• [The request] Which lines hold the word "我亲爱的祖国"? Show each of them.

## start Supplied records

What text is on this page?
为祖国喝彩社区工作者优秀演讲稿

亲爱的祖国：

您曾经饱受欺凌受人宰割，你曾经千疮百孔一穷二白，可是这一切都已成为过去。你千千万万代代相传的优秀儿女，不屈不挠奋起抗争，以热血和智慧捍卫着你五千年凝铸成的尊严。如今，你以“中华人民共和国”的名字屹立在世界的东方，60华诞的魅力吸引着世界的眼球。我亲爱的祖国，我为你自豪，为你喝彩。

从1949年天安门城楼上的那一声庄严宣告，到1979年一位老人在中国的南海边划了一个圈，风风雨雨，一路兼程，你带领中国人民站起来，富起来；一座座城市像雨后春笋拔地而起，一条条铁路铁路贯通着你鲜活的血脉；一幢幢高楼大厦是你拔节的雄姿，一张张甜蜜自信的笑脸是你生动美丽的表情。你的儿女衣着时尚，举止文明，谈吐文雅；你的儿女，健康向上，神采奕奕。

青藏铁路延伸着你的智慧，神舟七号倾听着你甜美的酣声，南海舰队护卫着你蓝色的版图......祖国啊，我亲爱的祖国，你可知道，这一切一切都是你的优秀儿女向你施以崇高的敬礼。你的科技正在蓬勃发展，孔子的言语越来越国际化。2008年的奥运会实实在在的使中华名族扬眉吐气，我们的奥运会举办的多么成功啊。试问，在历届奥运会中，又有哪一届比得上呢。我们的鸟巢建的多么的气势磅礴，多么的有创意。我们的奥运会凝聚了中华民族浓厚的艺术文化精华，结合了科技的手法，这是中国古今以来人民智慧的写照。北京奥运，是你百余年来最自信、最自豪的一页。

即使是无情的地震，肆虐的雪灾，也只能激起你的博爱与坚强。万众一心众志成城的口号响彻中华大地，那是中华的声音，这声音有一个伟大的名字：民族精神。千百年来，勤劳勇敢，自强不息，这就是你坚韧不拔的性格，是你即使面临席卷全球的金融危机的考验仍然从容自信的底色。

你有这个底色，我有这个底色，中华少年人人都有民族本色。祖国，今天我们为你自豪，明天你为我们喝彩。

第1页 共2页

## end Supplied records

• [Solution to this task]
您曾经饱受欺凌受人宰割，你曾经千疮百孔一穷二白，可是这一切都已成为过去。你千千万万代代相传的优秀儿女，不屈不挠奋起抗争，以热血和智慧捍卫着你五千年凝铸成的尊严。如今，你以“中华人民共和国”的名字屹立在世界的东方，60华诞的魅力吸引着世界的眼球。我亲爱的祖国，我为你自豪，为你喝彩。
青藏铁路延伸着你的智慧，神舟七号倾听着你甜美的酣声，南海舰队护卫着你蓝色的版图......祖国啊，我亲爱的祖国，你可知道，这一切一切都是你的优秀儿女向你施以崇高的敬礼。你的科技正在蓬勃发展，孔子的言语越来越国际化。2008年的奥运会实实在在的使中华名族扬眉吐气，我们的奥运会举办的多么成功啊。试问，在历届奥运会中，又有哪一届比得上呢。我们的鸟巢建的多么的气势磅礴，多么的有创意。我们的奥运会凝聚了中华民族浓厚的艺术文化精华，结合了科技的手法，这是中国古今以来人民智慧的写照。北京奥运，是你百余年来最自信、最自豪的一页。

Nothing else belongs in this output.